WHAT YOU HAVE TO DO
Leaving out the pictures, please retype each record exactly.

MATERIAL SHOWN
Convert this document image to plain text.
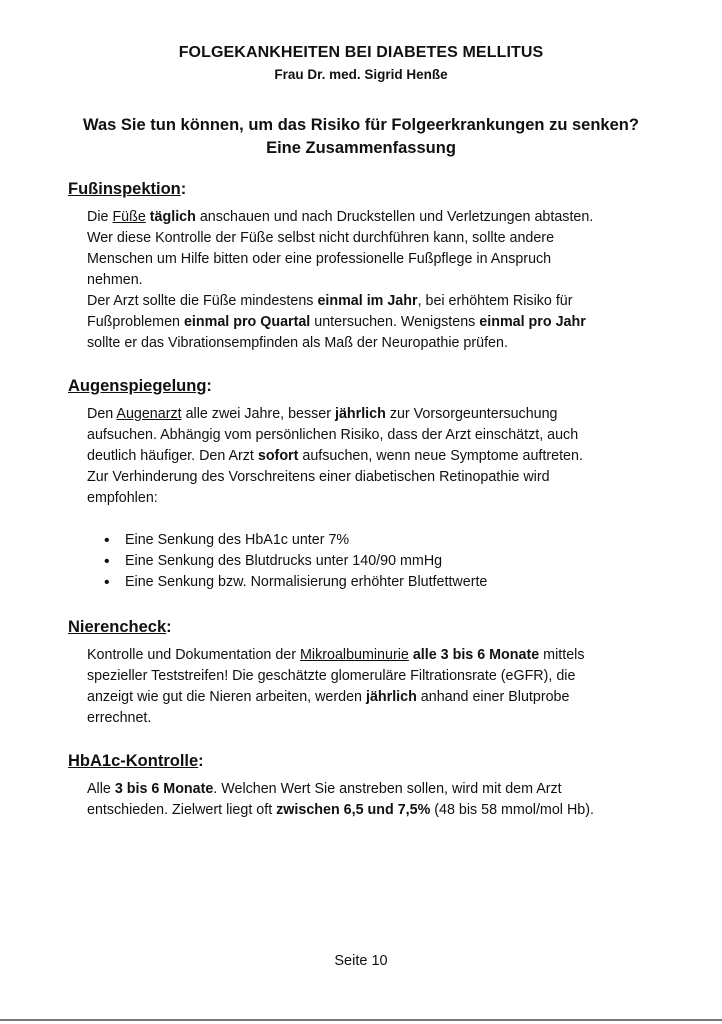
FOLGEKANKHEITEN BEI DIABETES MELLITUS
Frau Dr. med. Sigrid Henße
Was Sie tun können, um das Risiko für Folgeerkrankungen zu senken?
Eine Zusammenfassung
Fußinspektion:
Die Füße täglich anschauen und nach Druckstellen und Verletzungen abtasten.
Wer diese Kontrolle der Füße selbst nicht durchführen kann, sollte andere
Menschen um Hilfe bitten oder eine professionelle Fußpflege in Anspruch
nehmen.
Der Arzt sollte die Füße mindestens einmal im Jahr, bei erhöhtem Risiko für
Fußproblemen einmal pro Quartal untersuchen. Wenigstens einmal pro Jahr
sollte er das Vibrationsempfinden als Maß der Neuropathie prüfen.
Augenspiegelung:
Den Augenarzt alle zwei Jahre, besser jährlich zur Vorsorgeuntersuchung
aufsuchen. Abhängig vom persönlichen Risiko, dass der Arzt einschätzt, auch
deutlich häufiger. Den Arzt sofort aufsuchen, wenn neue Symptome auftreten.
Zur Verhinderung des Vorschreitens einer diabetischen Retinopathie wird
empfohlen:
• Eine Senkung des HbA1c unter 7%
• Eine Senkung des Blutdrucks unter 140/90 mmHg
• Eine Senkung bzw. Normalisierung erhöhter Blutfettwerte
Nierencheck:
Kontrolle und Dokumentation der Mikroalbuminurie alle 3 bis 6 Monate mittels
spezieller Teststreifen! Die geschätzte glomeruläre Filtrationsrate (eGFR), die
anzeigt wie gut die Nieren arbeiten, werden jährlich anhand einer Blutprobe
errechnet.
HbA1c-Kontrolle:
Alle 3 bis 6 Monate. Welchen Wert Sie anstreben sollen, wird mit dem Arzt
entschieden. Zielwert liegt oft zwischen 6,5 und 7,5% (48 bis 58 mmol/mol Hb).
Seite 10
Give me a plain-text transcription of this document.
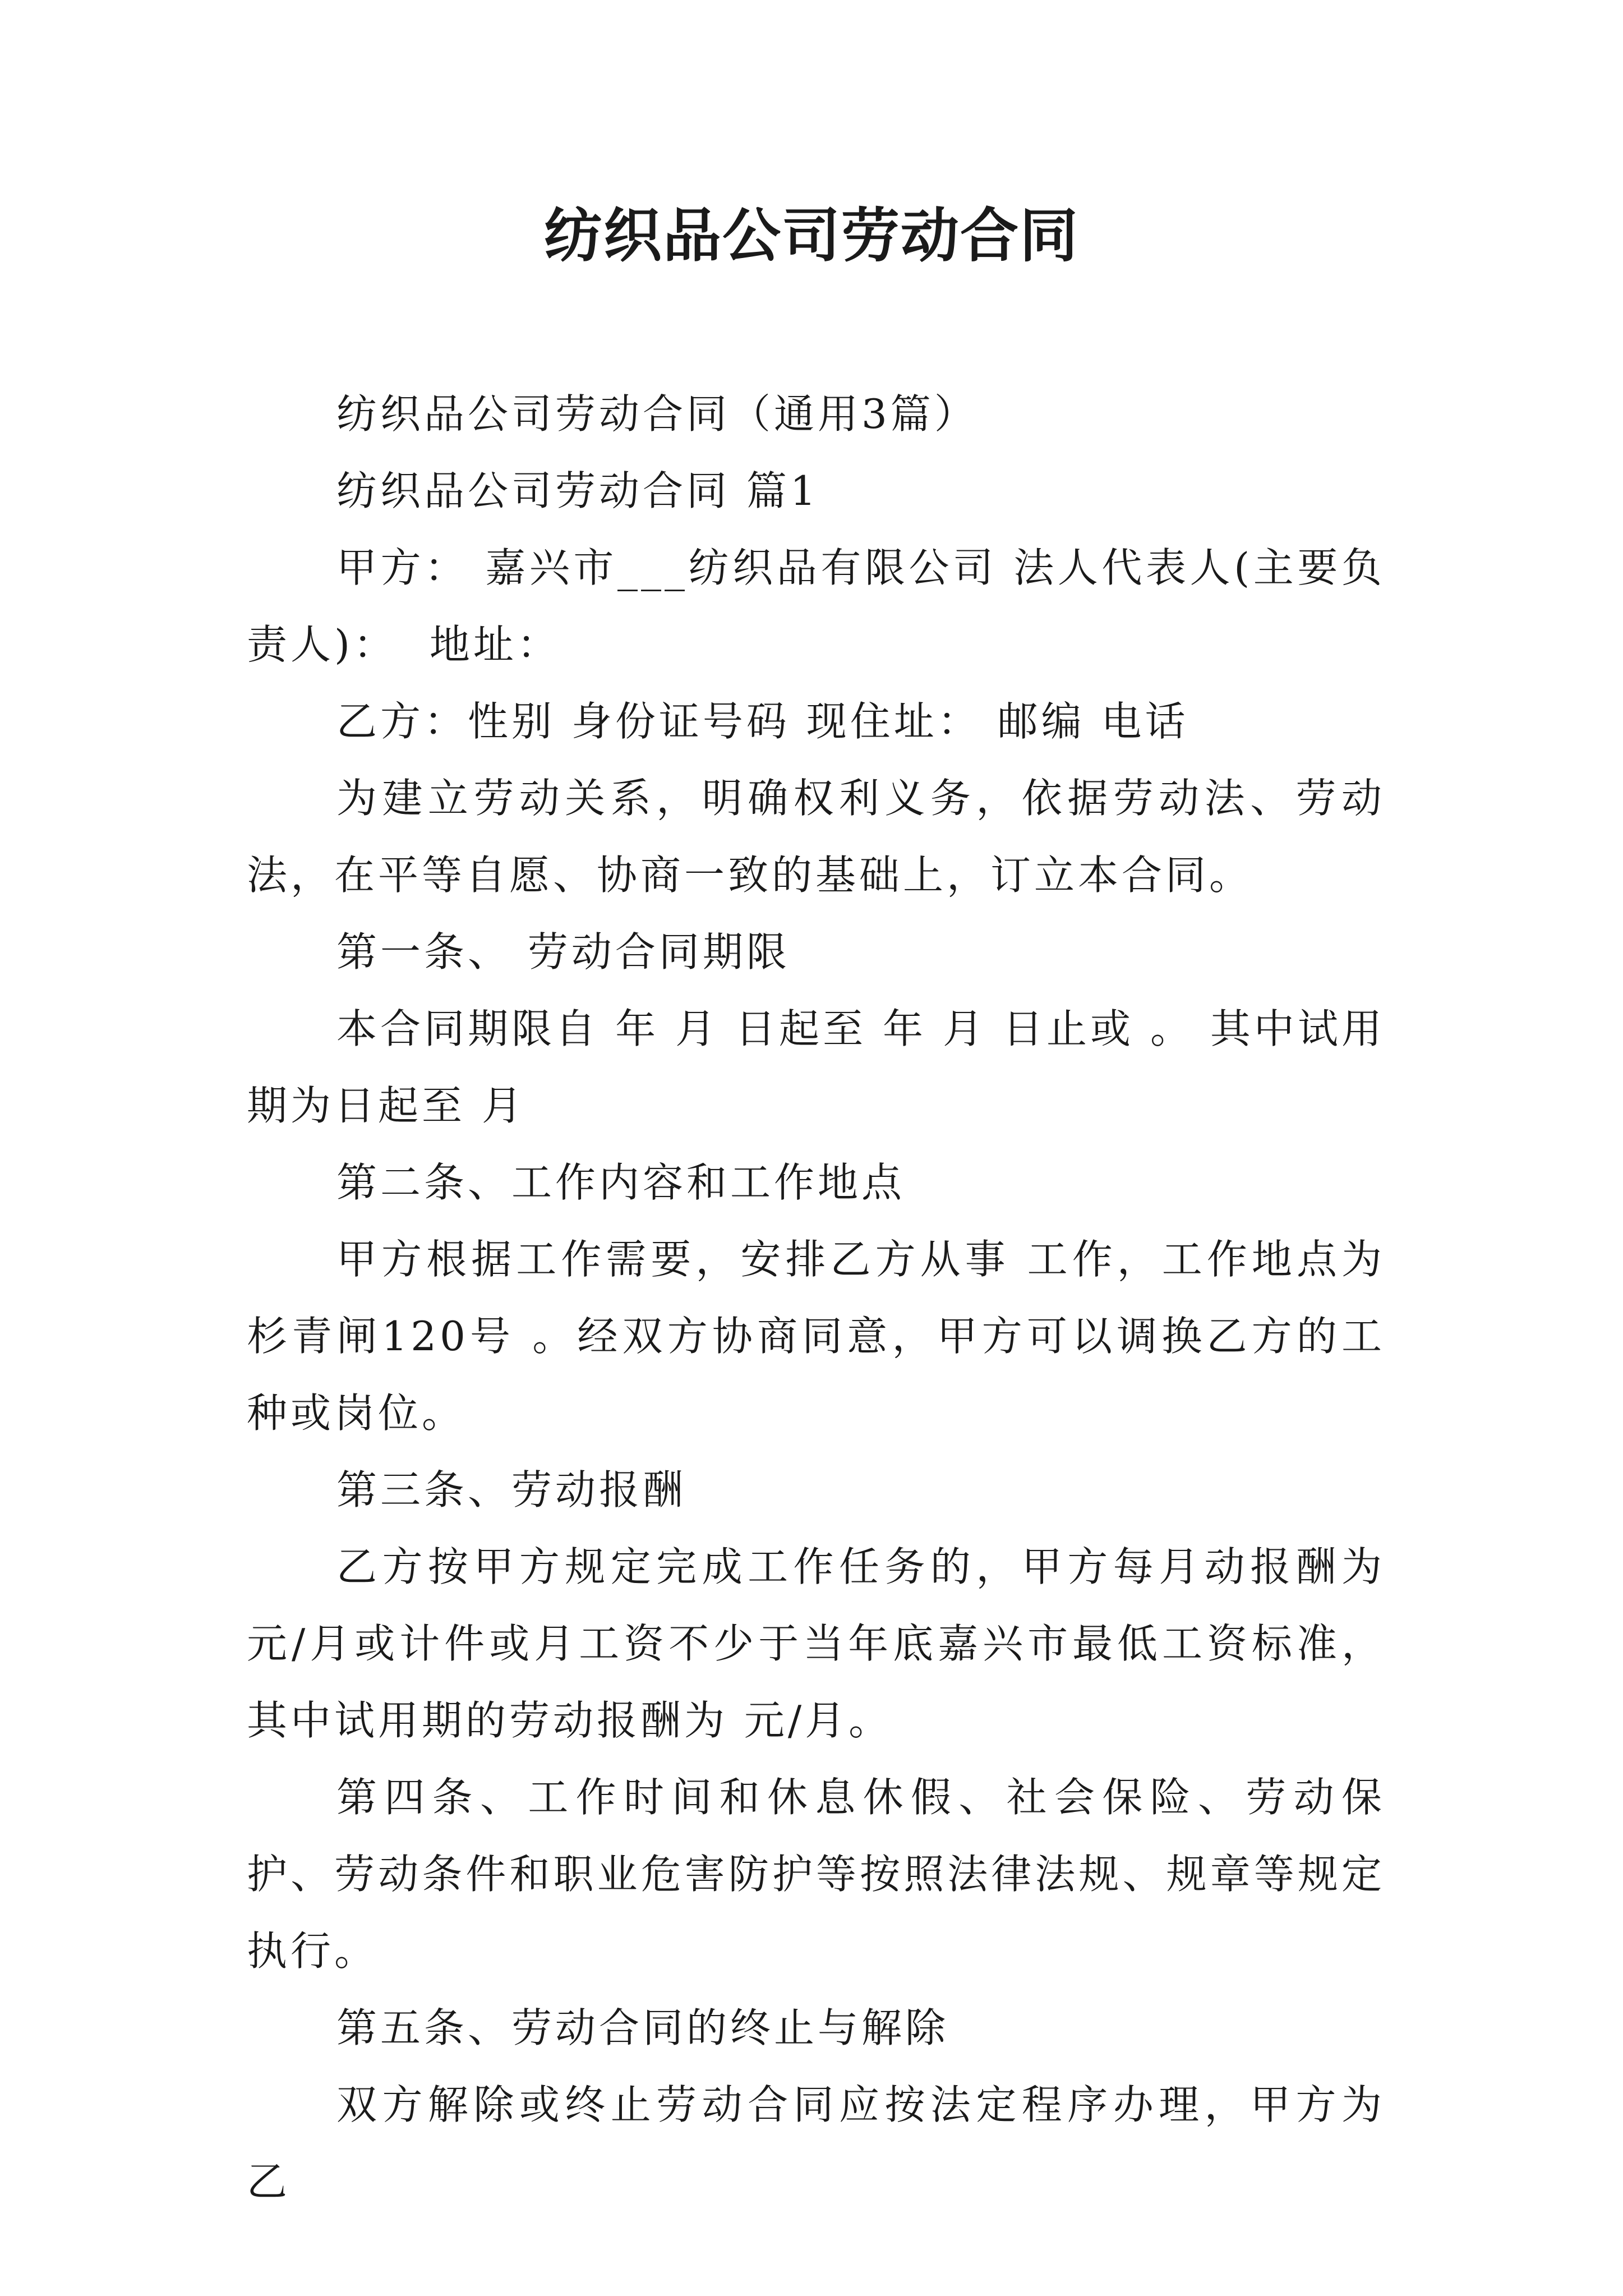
纺织品公司劳动合同

纺织品公司劳动合同（通用3篇）

纺织品公司劳动合同 篇1

甲方： 嘉兴市___纺织品有限公司 法人代表人(主要负责人)：  地址：

乙方：性别 身份证号码 现住址： 邮编 电话

为建立劳动关系，明确权利义务，依据劳动法、劳动法，在平等自愿、协商一致的基础上，订立本合同。

第一条、 劳动合同期限

本合同期限自 年 月 日起至 年 月 日止或 。 其中试用期为日起至 月

第二条、工作内容和工作地点

甲方根据工作需要，安排乙方从事 工作，工作地点为杉青闸120号 。经双方协商同意，甲方可以调换乙方的工种或岗位。

第三条、劳动报酬

乙方按甲方规定完成工作任务的，甲方每月动报酬为元/月或计件或月工资不少于当年底嘉兴市最低工资标准，其中试用期的劳动报酬为 元/月。

第四条、工作时间和休息休假、社会保险、劳动保护、劳动条件和职业危害防护等按照法律法规、规章等规定执行。

第五条、劳动合同的终止与解除

双方解除或终止劳动合同应按法定程序办理，甲方为乙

EXPECTED OUTPUT
Convert this document image to plain text.
FOLGEKANKHEITEN BEI DIABETES MELLITUS
Frau Dr. med. Sigrid Henße
Was Sie tun können, um das Risiko für Folgeerkrankungen zu senken?
Eine Zusammenfassung
Fußinspektion:
Die Füße täglich anschauen und nach Druckstellen und Verletzungen abtasten.
Wer diese Kontrolle der Füße selbst nicht durchführen kann, sollte andere
Menschen um Hilfe bitten oder eine professionelle Fußpflege in Anspruch
nehmen.
Der Arzt sollte die Füße mindestens einmal im Jahr, bei erhöhtem Risiko für
Fußproblemen einmal pro Quartal untersuchen. Wenigstens einmal pro Jahr
sollte er das Vibrationsempfinden als Maß der Neuropathie prüfen.
Augenspiegelung:
Den Augenarzt alle zwei Jahre, besser jährlich zur Vorsorgeuntersuchung
aufsuchen. Abhängig vom persönlichen Risiko, dass der Arzt einschätzt, auch
deutlich häufiger. Den Arzt sofort aufsuchen, wenn neue Symptome auftreten.
Zur Verhinderung des Vorschreitens einer diabetischen Retinopathie wird
empfohlen:
• Eine Senkung des HbA1c unter 7%
• Eine Senkung des Blutdrucks unter 140/90 mmHg
• Eine Senkung bzw. Normalisierung erhöhter Blutfettwerte
Nierencheck:
Kontrolle und Dokumentation der Mikroalbuminurie alle 3 bis 6 Monate mittels
spezieller Teststreifen! Die geschätzte glomeruläre Filtrationsrate (eGFR), die
anzeigt wie gut die Nieren arbeiten, werden jährlich anhand einer Blutprobe
errechnet.
HbA1c-Kontrolle:
Alle 3 bis 6 Monate. Welchen Wert Sie anstreben sollen, wird mit dem Arzt
entschieden. Zielwert liegt oft zwischen 6,5 und 7,5% (48 bis 58 mmol/mol Hb).
Seite 10
Give me a plain-text transcription of this document.
纺织品公司劳动合同

纺织品公司劳动合同（通用3篇）

纺织品公司劳动合同 篇1

甲方： 嘉兴市___纺织品有限公司 法人代表人(主要负责人)：  地址：

乙方：性别 身份证号码 现住址： 邮编 电话

为建立劳动关系，明确权利义务，依据劳动法、劳动法，在平等自愿、协商一致的基础上，订立本合同。

第一条、 劳动合同期限

本合同期限自 年 月 日起至 年 月 日止或 。 其中试用期为日起至 月

第二条、工作内容和工作地点

甲方根据工作需要，安排乙方从事 工作，工作地点为杉青闸120号 。经双方协商同意，甲方可以调换乙方的工种或岗位。

第三条、劳动报酬

乙方按甲方规定完成工作任务的，甲方每月动报酬为元/月或计件或月工资不少于当年底嘉兴市最低工资标准，其中试用期的劳动报酬为 元/月。

第四条、工作时间和休息休假、社会保险、劳动保护、劳动条件和职业危害防护等按照法律法规、规章等规定执行。

第五条、劳动合同的终止与解除

双方解除或终止劳动合同应按法定程序办理，甲方为乙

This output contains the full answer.